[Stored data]
▬▬▬▬▬▬▬▬▬▬

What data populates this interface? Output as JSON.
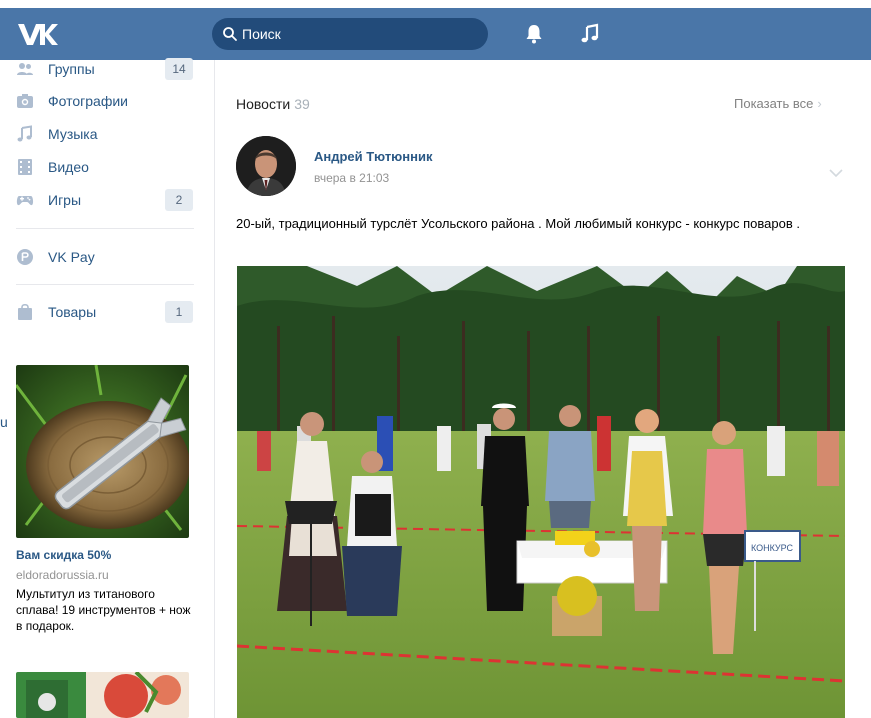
{
  "header": {
    "logo": "VK",
    "logo_icon": "vk-logo",
    "search_placeholder": "Поиск",
    "icons": [
      "bell-icon",
      "music-note-icon"
    ],
    "color": "#4a76a8"
  },
  "sidebar": {
    "items": [
      {
        "label": "Группы",
        "count": "14",
        "icon": "groups-icon"
      },
      {
        "label": "Фотографии",
        "icon": "camera-icon"
      },
      {
        "label": "Музыка",
        "icon": "music-note-icon"
      },
      {
        "label": "Видео",
        "icon": "film-icon"
      },
      {
        "label": "Игры",
        "count": "2",
        "icon": "gamepad-icon"
      },
      {
        "label": "VK Pay",
        "icon": "vkpay-icon"
      },
      {
        "label": "Товары",
        "count": "1",
        "icon": "shopping-bag-icon"
      }
    ],
    "stray_char": "u"
  },
  "ad": {
    "title": "Вам скидка 50%",
    "domain": "eldoradorussia.ru",
    "text": "Мультитул из титанового сплава! 19 инструментов + нож в подарок."
  },
  "feed": {
    "title": "Новости",
    "count": "39",
    "show_all": "Показать все"
  },
  "post": {
    "author": "Андрей Тютюнник",
    "time": "вчера в 21:03",
    "text": "20-ый, традиционный турслёт Усольского района . Мой любимый конкурс - конкурс поваров .",
    "sign_text": "КОНКУРС"
  },
  "colors": {
    "link": "#2a5885",
    "muted": "#939393",
    "badge_bg": "#e5ebf1"
  }
}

▬▬▬▬▬▬▬▬▬▬

WHAT YOU HAVE TO DO:
Reproduce the material in its entirety and word for word, without the pictures.

RESPONSE TO THE EXERCISE:
What data populates this interface? Output as JSON.
{
  "header": {
    "logo": "VK",
    "logo_icon": "vk-logo",
    "search_placeholder": "Поиск",
    "icons": [
      "bell-icon",
      "music-note-icon"
    ],
    "color": "#4a76a8"
  },
  "sidebar": {
    "items": [
      {
        "label": "Группы",
        "count": "14",
        "icon": "groups-icon"
      },
      {
        "label": "Фотографии",
        "icon": "camera-icon"
      },
      {
        "label": "Музыка",
        "icon": "music-note-icon"
      },
      {
        "label": "Видео",
        "icon": "film-icon"
      },
      {
        "label": "Игры",
        "count": "2",
        "icon": "gamepad-icon"
      },
      {
        "label": "VK Pay",
        "icon": "vkpay-icon"
      },
      {
        "label": "Товары",
        "count": "1",
        "icon": "shopping-bag-icon"
      }
    ],
    "stray_char": "u"
  },
  "ad": {
    "title": "Вам скидка 50%",
    "domain": "eldoradorussia.ru",
    "text": "Мультитул из титанового сплава! 19 инструментов + нож в подарок."
  },
  "feed": {
    "title": "Новости",
    "count": "39",
    "show_all": "Показать все"
  },
  "post": {
    "author": "Андрей Тютюнник",
    "time": "вчера в 21:03",
    "text": "20-ый, традиционный турслёт Усольского района . Мой любимый конкурс - конкурс поваров .",
    "sign_text": "КОНКУРС"
  },
  "colors": {
    "link": "#2a5885",
    "muted": "#939393",
    "badge_bg": "#e5ebf1"
  }
}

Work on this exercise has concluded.